> **TASK INSTRUCTIONS**
- a) From the text about Fullilove's first lecture, echo word for word the part from "There is an" to "prosperous and safe.".
- b) Answer these questions using the text about Fullilove's first lecture:
(i) What color are the flags of the Islamic State armies?
(ii) Throughout the Pax Americana, what has Australia been to the United States?
(iii) Which four regional players are being pushed closer together by Beijing's tough approach to territorial issues?

Fullilove's first lecture illustrates the growing instability and rising challenges facing the world:

From north Africa to the Arabian peninsula, there is chaos and civil war, with the black-flagged armies of Islamic State on the march. In west Africa, governments struggle to contain deadly epidemics. In Europe, the historic project to unite the continent looks shaky. To the east, Vladimir Putin’s proxies shoot aircraft out of the sky. In Asia, navies test each other in disputed waters and neighbours exchange artillery fire. Technology is empowering malevolent forces as well as benevolent ones. Terrorist networks proliferate; nuclear weapons threaten to do so. There are more refugees, asylum seekers and internally displaced people now than at any time since the Second World War. And all the while, the planet continues to heat up. 

One major reason for this instability, Fullilove suggests, is 

our seeming inability to confront them. The country around which the post-war order was constructed, the United States, has inched back from the world, while powers such as China have stepped forward into it. The pillars supporting that order are weak. And the principles that define it are under challenge.

One reason for this trend is the diffusion of power across the international system. For most of Australia’s history, the world was run by countries like our own. When a quarter of the globe was coloured red, we were part of the British empire. Throughout the Pax Americana, Australia has been a treaty ally of the United States. Now, however, our ‘great and powerful friends’ are becoming less great and less powerful.

Fullilove goes on to detail the challenges presented to the Western order by Russia, Iran, and China, which are aggravated by an increasingly isolationist and introspective Western world.  Australia will be affected by this vacuum in power, as problems arising from climate change, refugees, terrorism, and more are no longer addressed by a unified international order, and instead fought over by an increasingly fragmented system.  This instability is compounded by the growing security issues in Asia as nations position themselves for advantage.

In previous decades, these differences were papered over by the overwhelming dominance of the United States, which allowed Asian countries to prosper.  As American dominance has receded, and its attention focused elsewhere, China has stepped into the breach.  Ironically, China's approach to Asia has somewhat rejeuventated American influence:

But sometimes China’s rising confidence and ambition is expressed in other ways. Beijing’s tough approach to territorial issues in its near seas, as well as its new assertiveness in the Indian Ocean and elsewhere, is pushing other regional players such as Japan, the Philippines, Vietnam and India closer together – and closer to the United States. The division of the world by some Chinese officials into ‘big countries’ and ‘small countries’ is disturbing to those who fall on the wrong side of that line.

Australia cannot and should not passively wait for China and the United States to determine the outcome of this struggle (whether that means conflict, separation, or accomodation).  Fullilove points out that Australia has always had an internationalist outlook, in defiance of its isolated geography:

There is an underlying continuity to the way Australians have perceived our national interests and worked to further them. We have always pursued a three-dimensional foreign policy as a means of keeping Australia prosperous and safe.

> **DATA EXTRACT**
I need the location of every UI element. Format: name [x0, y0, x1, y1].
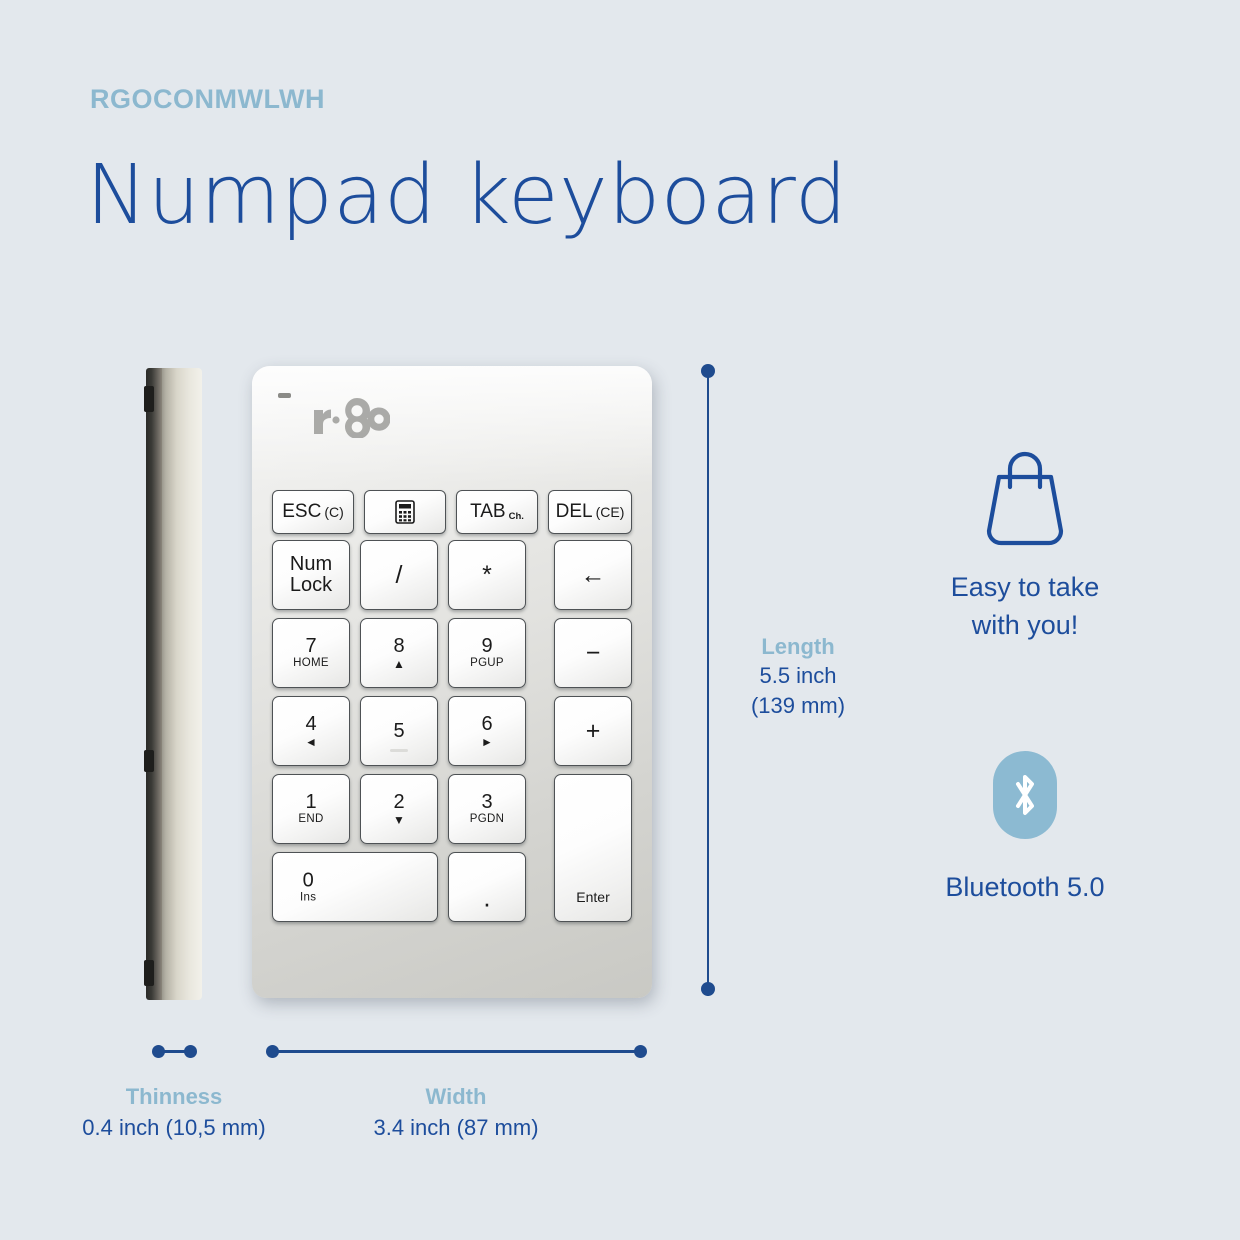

> **RESULTS IN ORDER**
- a)
There is an underlying continuity to the way Australians have perceived our national interests and worked to further them. We have always pursued a three-dimensional foreign policy as a means of keeping Australia prosperous and safe.

- b)
(i) Black.
(ii) A treaty ally.
(iii) Japan, the Philippines, Vietnam and India.